-- START --

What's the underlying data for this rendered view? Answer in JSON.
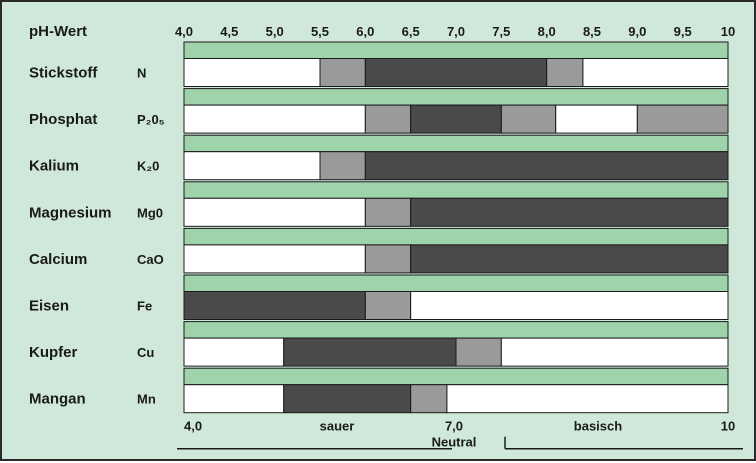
{
  "chart_data": {
    "type": "bar",
    "title": "pH-Wert",
    "x_ticks": [
      "4,0",
      "4,5",
      "5,0",
      "5,5",
      "6,0",
      "6,5",
      "7,0",
      "7,5",
      "8,0",
      "8,5",
      "9,0",
      "9,5",
      "10"
    ],
    "xlim": [
      4.0,
      10.0
    ],
    "legend": {
      "acid_label": "sauer",
      "neutral_label": "Neutral",
      "basic_label": "basisch",
      "start_label": "4,0",
      "mid_label": "7,0",
      "end_label": "10"
    },
    "colors": {
      "background": "#cfe8d9",
      "separator": "#9ed3ab",
      "none": "#ffffff",
      "medium": "#9a9a9a",
      "high": "#4a4a4a"
    },
    "rows": [
      {
        "name": "Stickstoff",
        "symbol": "N",
        "segments": [
          {
            "from": 4.0,
            "to": 5.5,
            "level": "none"
          },
          {
            "from": 5.5,
            "to": 6.0,
            "level": "medium"
          },
          {
            "from": 6.0,
            "to": 8.0,
            "level": "high"
          },
          {
            "from": 8.0,
            "to": 8.4,
            "level": "medium"
          },
          {
            "from": 8.4,
            "to": 10.0,
            "level": "none"
          }
        ]
      },
      {
        "name": "Phosphat",
        "symbol": "P₂0₅",
        "segments": [
          {
            "from": 4.0,
            "to": 6.0,
            "level": "none"
          },
          {
            "from": 6.0,
            "to": 6.5,
            "level": "medium"
          },
          {
            "from": 6.5,
            "to": 7.5,
            "level": "high"
          },
          {
            "from": 7.5,
            "to": 8.1,
            "level": "medium"
          },
          {
            "from": 8.1,
            "to": 9.0,
            "level": "none"
          },
          {
            "from": 9.0,
            "to": 10.0,
            "level": "medium"
          }
        ]
      },
      {
        "name": "Kalium",
        "symbol": "K₂0",
        "segments": [
          {
            "from": 4.0,
            "to": 5.5,
            "level": "none"
          },
          {
            "from": 5.5,
            "to": 6.0,
            "level": "medium"
          },
          {
            "from": 6.0,
            "to": 10.0,
            "level": "high"
          }
        ]
      },
      {
        "name": "Magnesium",
        "symbol": "Mg0",
        "segments": [
          {
            "from": 4.0,
            "to": 6.0,
            "level": "none"
          },
          {
            "from": 6.0,
            "to": 6.5,
            "level": "medium"
          },
          {
            "from": 6.5,
            "to": 10.0,
            "level": "high"
          }
        ]
      },
      {
        "name": "Calcium",
        "symbol": "CaO",
        "segments": [
          {
            "from": 4.0,
            "to": 6.0,
            "level": "none"
          },
          {
            "from": 6.0,
            "to": 6.5,
            "level": "medium"
          },
          {
            "from": 6.5,
            "to": 10.0,
            "level": "high"
          }
        ]
      },
      {
        "name": "Eisen",
        "symbol": "Fe",
        "segments": [
          {
            "from": 4.0,
            "to": 6.0,
            "level": "high"
          },
          {
            "from": 6.0,
            "to": 6.5,
            "level": "medium"
          },
          {
            "from": 6.5,
            "to": 10.0,
            "level": "none"
          }
        ]
      },
      {
        "name": "Kupfer",
        "symbol": "Cu",
        "segments": [
          {
            "from": 4.0,
            "to": 5.1,
            "level": "none"
          },
          {
            "from": 5.1,
            "to": 7.0,
            "level": "high"
          },
          {
            "from": 7.0,
            "to": 7.5,
            "level": "medium"
          },
          {
            "from": 7.5,
            "to": 10.0,
            "level": "none"
          }
        ]
      },
      {
        "name": "Mangan",
        "symbol": "Mn",
        "segments": [
          {
            "from": 4.0,
            "to": 5.1,
            "level": "none"
          },
          {
            "from": 5.1,
            "to": 6.5,
            "level": "high"
          },
          {
            "from": 6.5,
            "to": 6.9,
            "level": "medium"
          },
          {
            "from": 6.9,
            "to": 10.0,
            "level": "none"
          }
        ]
      }
    ]
  }
}
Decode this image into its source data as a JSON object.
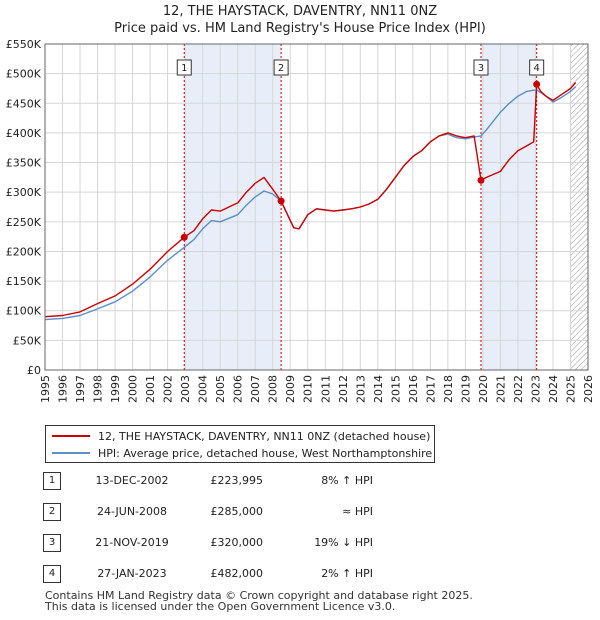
{
  "title_line1": "12, THE HAYSTACK, DAVENTRY, NN11 0NZ",
  "title_line2": "Price paid vs. HM Land Registry's House Price Index (HPI)",
  "legend": {
    "property": "12, THE HAYSTACK, DAVENTRY, NN11 0NZ (detached house)",
    "hpi": "HPI: Average price, detached house, West Northamptonshire"
  },
  "colors": {
    "property": "#cc0000",
    "hpi": "#5b8fc9",
    "shade": "#e8eef9",
    "grid": "#d6d6d6",
    "marker_line": "#cc0000"
  },
  "transactions": [
    {
      "num": "1",
      "date": "13-DEC-2002",
      "price": "£223,995",
      "hpi": "8% ↑ HPI"
    },
    {
      "num": "2",
      "date": "24-JUN-2008",
      "price": "£285,000",
      "hpi": "≈ HPI"
    },
    {
      "num": "3",
      "date": "21-NOV-2019",
      "price": "£320,000",
      "hpi": "19% ↓ HPI"
    },
    {
      "num": "4",
      "date": "27-JAN-2023",
      "price": "£482,000",
      "hpi": "2% ↑ HPI"
    }
  ],
  "footer": {
    "line1": "Contains HM Land Registry data © Crown copyright and database right 2025.",
    "line2": "This data is licensed under the Open Government Licence v3.0."
  },
  "chart_data": {
    "type": "line",
    "title": "12, THE HAYSTACK, DAVENTRY, NN11 0NZ",
    "subtitle": "Price paid vs. HM Land Registry's House Price Index (HPI)",
    "xlabel": "",
    "ylabel": "",
    "xlim": [
      1995,
      2026
    ],
    "ylim": [
      0,
      550000
    ],
    "x_ticks": [
      "1995",
      "1996",
      "1997",
      "1998",
      "1999",
      "2000",
      "2001",
      "2002",
      "2003",
      "2004",
      "2005",
      "2006",
      "2007",
      "2008",
      "2009",
      "2010",
      "2011",
      "2012",
      "2013",
      "2014",
      "2015",
      "2016",
      "2017",
      "2018",
      "2019",
      "2020",
      "2021",
      "2022",
      "2023",
      "2024",
      "2025",
      "2026"
    ],
    "y_ticks": [
      {
        "value": 0,
        "label": "£0"
      },
      {
        "value": 50000,
        "label": "£50K"
      },
      {
        "value": 100000,
        "label": "£100K"
      },
      {
        "value": 150000,
        "label": "£150K"
      },
      {
        "value": 200000,
        "label": "£200K"
      },
      {
        "value": 250000,
        "label": "£250K"
      },
      {
        "value": 300000,
        "label": "£300K"
      },
      {
        "value": 350000,
        "label": "£350K"
      },
      {
        "value": 400000,
        "label": "£400K"
      },
      {
        "value": 450000,
        "label": "£450K"
      },
      {
        "value": 500000,
        "label": "£500K"
      },
      {
        "value": 550000,
        "label": "£550K"
      }
    ],
    "grid": true,
    "legend_position": "bottom-left",
    "shaded_periods": [
      [
        2002.95,
        2008.48
      ],
      [
        2019.89,
        2023.07
      ]
    ],
    "hatched_from": 2025.0,
    "series": [
      {
        "name": "12, THE HAYSTACK, DAVENTRY, NN11 0NZ (detached house)",
        "x": [
          1995.0,
          1996.0,
          1997.0,
          1998.0,
          1999.0,
          2000.0,
          2001.0,
          2002.0,
          2002.95,
          2003.5,
          2004.0,
          2004.5,
          2005.0,
          2005.5,
          2006.0,
          2006.5,
          2007.0,
          2007.5,
          2008.0,
          2008.48,
          2008.8,
          2009.2,
          2009.5,
          2010.0,
          2010.5,
          2011.0,
          2011.5,
          2012.0,
          2012.5,
          2013.0,
          2013.5,
          2014.0,
          2014.5,
          2015.0,
          2015.5,
          2016.0,
          2016.5,
          2017.0,
          2017.5,
          2018.0,
          2018.5,
          2019.0,
          2019.5,
          2019.89,
          2020.2,
          2020.6,
          2021.0,
          2021.5,
          2022.0,
          2022.5,
          2022.9,
          2023.07,
          2023.3,
          2023.6,
          2024.0,
          2024.5,
          2025.0,
          2025.3
        ],
        "values": [
          90000,
          92000,
          98000,
          112000,
          125000,
          145000,
          170000,
          200000,
          223995,
          235000,
          255000,
          270000,
          268000,
          275000,
          282000,
          300000,
          315000,
          325000,
          305000,
          285000,
          265000,
          240000,
          238000,
          262000,
          272000,
          270000,
          268000,
          270000,
          272000,
          275000,
          280000,
          288000,
          305000,
          325000,
          345000,
          360000,
          370000,
          385000,
          395000,
          400000,
          395000,
          392000,
          395000,
          320000,
          325000,
          330000,
          335000,
          355000,
          370000,
          378000,
          385000,
          482000,
          470000,
          462000,
          455000,
          465000,
          475000,
          485000
        ]
      },
      {
        "name": "HPI: Average price, detached house, West Northamptonshire",
        "x": [
          1995.0,
          1996.0,
          1997.0,
          1998.0,
          1999.0,
          2000.0,
          2001.0,
          2002.0,
          2002.95,
          2003.5,
          2004.0,
          2004.5,
          2005.0,
          2005.5,
          2006.0,
          2006.5,
          2007.0,
          2007.5,
          2008.0,
          2008.48,
          2008.8,
          2009.2,
          2009.5,
          2010.0,
          2010.5,
          2011.0,
          2011.5,
          2012.0,
          2012.5,
          2013.0,
          2013.5,
          2014.0,
          2014.5,
          2015.0,
          2015.5,
          2016.0,
          2016.5,
          2017.0,
          2017.5,
          2018.0,
          2018.5,
          2019.0,
          2019.5,
          2019.89,
          2020.2,
          2020.6,
          2021.0,
          2021.5,
          2022.0,
          2022.5,
          2022.9,
          2023.07,
          2023.3,
          2023.6,
          2024.0,
          2024.5,
          2025.0,
          2025.3
        ],
        "values": [
          85000,
          87000,
          92000,
          103000,
          115000,
          133000,
          157000,
          185000,
          207000,
          220000,
          238000,
          252000,
          250000,
          256000,
          262000,
          278000,
          292000,
          302000,
          297000,
          285000,
          265000,
          240000,
          238000,
          262000,
          272000,
          270000,
          268000,
          270000,
          272000,
          275000,
          280000,
          288000,
          305000,
          325000,
          345000,
          360000,
          370000,
          385000,
          395000,
          398000,
          392000,
          390000,
          393000,
          395000,
          405000,
          420000,
          435000,
          450000,
          462000,
          470000,
          472000,
          472000,
          468000,
          462000,
          452000,
          460000,
          470000,
          478000
        ]
      }
    ],
    "markers": [
      {
        "label": "1",
        "x": 2002.95,
        "value": 223995
      },
      {
        "label": "2",
        "x": 2008.48,
        "value": 285000
      },
      {
        "label": "3",
        "x": 2019.89,
        "value": 320000
      },
      {
        "label": "4",
        "x": 2023.07,
        "value": 482000
      }
    ]
  }
}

-- END --

A line counts if it holds the word "property". How many lines of the entries count? Give the number only.

### ANSWER
2